[Data entries]
--- start ---
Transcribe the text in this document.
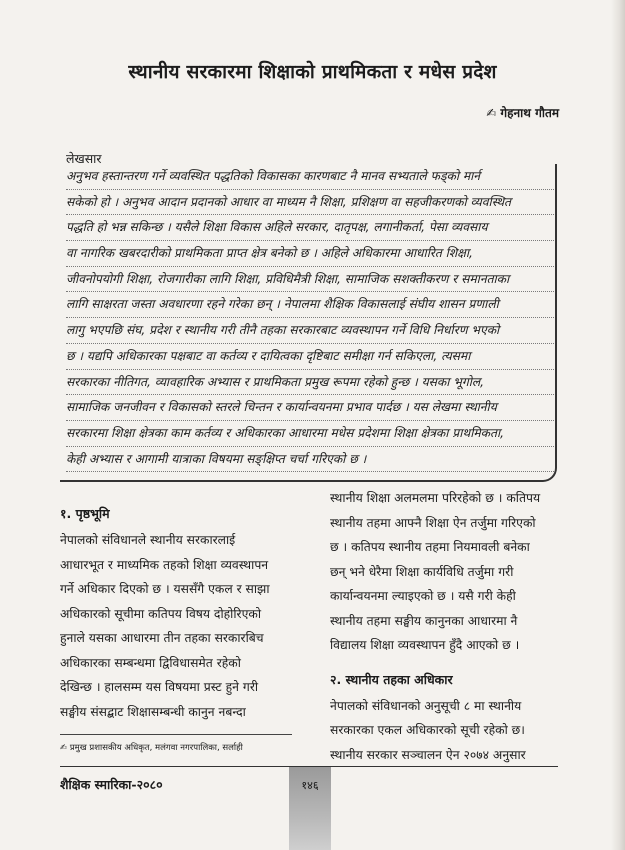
स्थानीय सरकारमा शिक्षाको प्राथमिकता र मधेस प्रदेश
✍ गेहनाथ गौतम
लेखसार
अनुभव हस्तान्तरण गर्ने व्यवस्थित पद्धतिको विकासका कारणबाट नै मानव सभ्यताले फड्को मार्न
सकेको हो । अनुभव आदान प्रदानको आधार वा माध्यम नै शिक्षा, प्रशिक्षण वा सहजीकरणको व्यवस्थित
पद्धति हो भन्न सकिन्छ । यसैले शिक्षा विकास अहिले सरकार, दातृपक्ष, लगानीकर्ता, पेसा व्यवसाय
वा नागरिक खबरदारीको प्राथमिकता प्राप्त क्षेत्र बनेको छ । अहिले अधिकारमा आधारित शिक्षा,
जीवनोपयोगी शिक्षा, रोजगारीका लागि शिक्षा, प्रविधिमैत्री शिक्षा, सामाजिक सशक्तीकरण र समानताका
लागि साक्षरता जस्ता अवधारणा रहने गरेका छन् । नेपालमा शैक्षिक विकासलाई संघीय शासन प्रणाली
लागु भएपछि संघ, प्रदेश र स्थानीय गरी तीनै तहका सरकारबाट व्यवस्थापन गर्ने विधि निर्धारण भएको
छ । यद्यपि अधिकारका पक्षबाट वा कर्तव्य र दायित्वका दृष्टिबाट समीक्षा गर्न सकिएला, त्यसमा
सरकारका नीतिगत, व्यावहारिक अभ्यास र प्राथमिकता प्रमुख रूपमा रहेको हुन्छ । यसका भूगोल,
सामाजिक जनजीवन र विकासको स्तरले चिन्तन र कार्यान्वयनमा प्रभाव पार्दछ । यस लेखमा स्थानीय
सरकारमा शिक्षा क्षेत्रका काम कर्तव्य र अधिकारका आधारमा मधेस प्रदेशमा शिक्षा क्षेत्रका प्राथमिकता,
केही अभ्यास र आगामी यात्राका विषयमा सङ्क्षिप्त चर्चा गरिएको छ ।
१. पृष्ठभूमि
नेपालको संविधानले स्थानीय सरकारलाई
आधारभूत र माध्यमिक तहको शिक्षा व्यवस्थापन
गर्ने अधिकार दिएको छ । यससँगै एकल र साझा
अधिकारको सूचीमा कतिपय विषय दोहोरिएको
हुनाले यसका आधारमा तीन तहका सरकारबिच
अधिकारका सम्बन्धमा द्विविधासमेत रहेको
देखिन्छ । हालसम्म यस विषयमा प्रस्ट हुने गरी
सङ्घीय संसद्बाट शिक्षासम्बन्धी कानुन नबन्दा
स्थानीय शिक्षा अलमलमा परिरहेको छ । कतिपय
स्थानीय तहमा आफ्नै शिक्षा ऐन तर्जुमा गरिएको
छ । कतिपय स्थानीय तहमा नियमावली बनेका
छन् भने धेरैमा शिक्षा कार्यविधि तर्जुमा गरी
कार्यान्वयनमा ल्याइएको छ । यसै गरी केही
स्थानीय तहमा सङ्घीय कानुनका आधारमा नै
विद्यालय शिक्षा व्यवस्थापन हुँदै आएको छ ।
२. स्थानीय तहका अधिकार
नेपालको संविधानको अनुसूची ८ मा स्थानीय
सरकारका एकल अधिकारको सूची रहेको छ।
स्थानीय सरकार सञ्चालन ऐन २०७४ अनुसार
✍ प्रमुख प्रशासकीय अधिकृत, मलंगवा नगरपालिका, सर्लाही
शैक्षिक स्मारिका-२०८०	१४६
--- end ---
Make an exact copy of all entries above, dropping the images.

• _Response to this exercise_
Transcribe the text in this document.
स्थानीय सरकारमा शिक्षाको प्राथमिकता र मधेस प्रदेश
✍ गेहनाथ गौतम
लेखसार
अनुभव हस्तान्तरण गर्ने व्यवस्थित पद्धतिको विकासका कारणबाट नै मानव सभ्यताले फड्को मार्न
सकेको हो । अनुभव आदान प्रदानको आधार वा माध्यम नै शिक्षा, प्रशिक्षण वा सहजीकरणको व्यवस्थित
पद्धति हो भन्न सकिन्छ । यसैले शिक्षा विकास अहिले सरकार, दातृपक्ष, लगानीकर्ता, पेसा व्यवसाय
वा नागरिक खबरदारीको प्राथमिकता प्राप्त क्षेत्र बनेको छ । अहिले अधिकारमा आधारित शिक्षा,
जीवनोपयोगी शिक्षा, रोजगारीका लागि शिक्षा, प्रविधिमैत्री शिक्षा, सामाजिक सशक्तीकरण र समानताका
लागि साक्षरता जस्ता अवधारणा रहने गरेका छन् । नेपालमा शैक्षिक विकासलाई संघीय शासन प्रणाली
लागु भएपछि संघ, प्रदेश र स्थानीय गरी तीनै तहका सरकारबाट व्यवस्थापन गर्ने विधि निर्धारण भएको
छ । यद्यपि अधिकारका पक्षबाट वा कर्तव्य र दायित्वका दृष्टिबाट समीक्षा गर्न सकिएला, त्यसमा
सरकारका नीतिगत, व्यावहारिक अभ्यास र प्राथमिकता प्रमुख रूपमा रहेको हुन्छ । यसका भूगोल,
सामाजिक जनजीवन र विकासको स्तरले चिन्तन र कार्यान्वयनमा प्रभाव पार्दछ । यस लेखमा स्थानीय
सरकारमा शिक्षा क्षेत्रका काम कर्तव्य र अधिकारका आधारमा मधेस प्रदेशमा शिक्षा क्षेत्रका प्राथमिकता,
केही अभ्यास र आगामी यात्राका विषयमा सङ्क्षिप्त चर्चा गरिएको छ ।
१. पृष्ठभूमि
नेपालको संविधानले स्थानीय सरकारलाई
आधारभूत र माध्यमिक तहको शिक्षा व्यवस्थापन
गर्ने अधिकार दिएको छ । यससँगै एकल र साझा
अधिकारको सूचीमा कतिपय विषय दोहोरिएको
हुनाले यसका आधारमा तीन तहका सरकारबिच
अधिकारका सम्बन्धमा द्विविधासमेत रहेको
देखिन्छ । हालसम्म यस विषयमा प्रस्ट हुने गरी
सङ्घीय संसद्बाट शिक्षासम्बन्धी कानुन नबन्दा
स्थानीय शिक्षा अलमलमा परिरहेको छ । कतिपय
स्थानीय तहमा आफ्नै शिक्षा ऐन तर्जुमा गरिएको
छ । कतिपय स्थानीय तहमा नियमावली बनेका
छन् भने धेरैमा शिक्षा कार्यविधि तर्जुमा गरी
कार्यान्वयनमा ल्याइएको छ । यसै गरी केही
स्थानीय तहमा सङ्घीय कानुनका आधारमा नै
विद्यालय शिक्षा व्यवस्थापन हुँदै आएको छ ।
२. स्थानीय तहका अधिकार
नेपालको संविधानको अनुसूची ८ मा स्थानीय
सरकारका एकल अधिकारको सूची रहेको छ।
स्थानीय सरकार सञ्चालन ऐन २०७४ अनुसार
✍ प्रमुख प्रशासकीय अधिकृत, मलंगवा नगरपालिका, सर्लाही
शैक्षिक स्मारिका-२०८०	१४६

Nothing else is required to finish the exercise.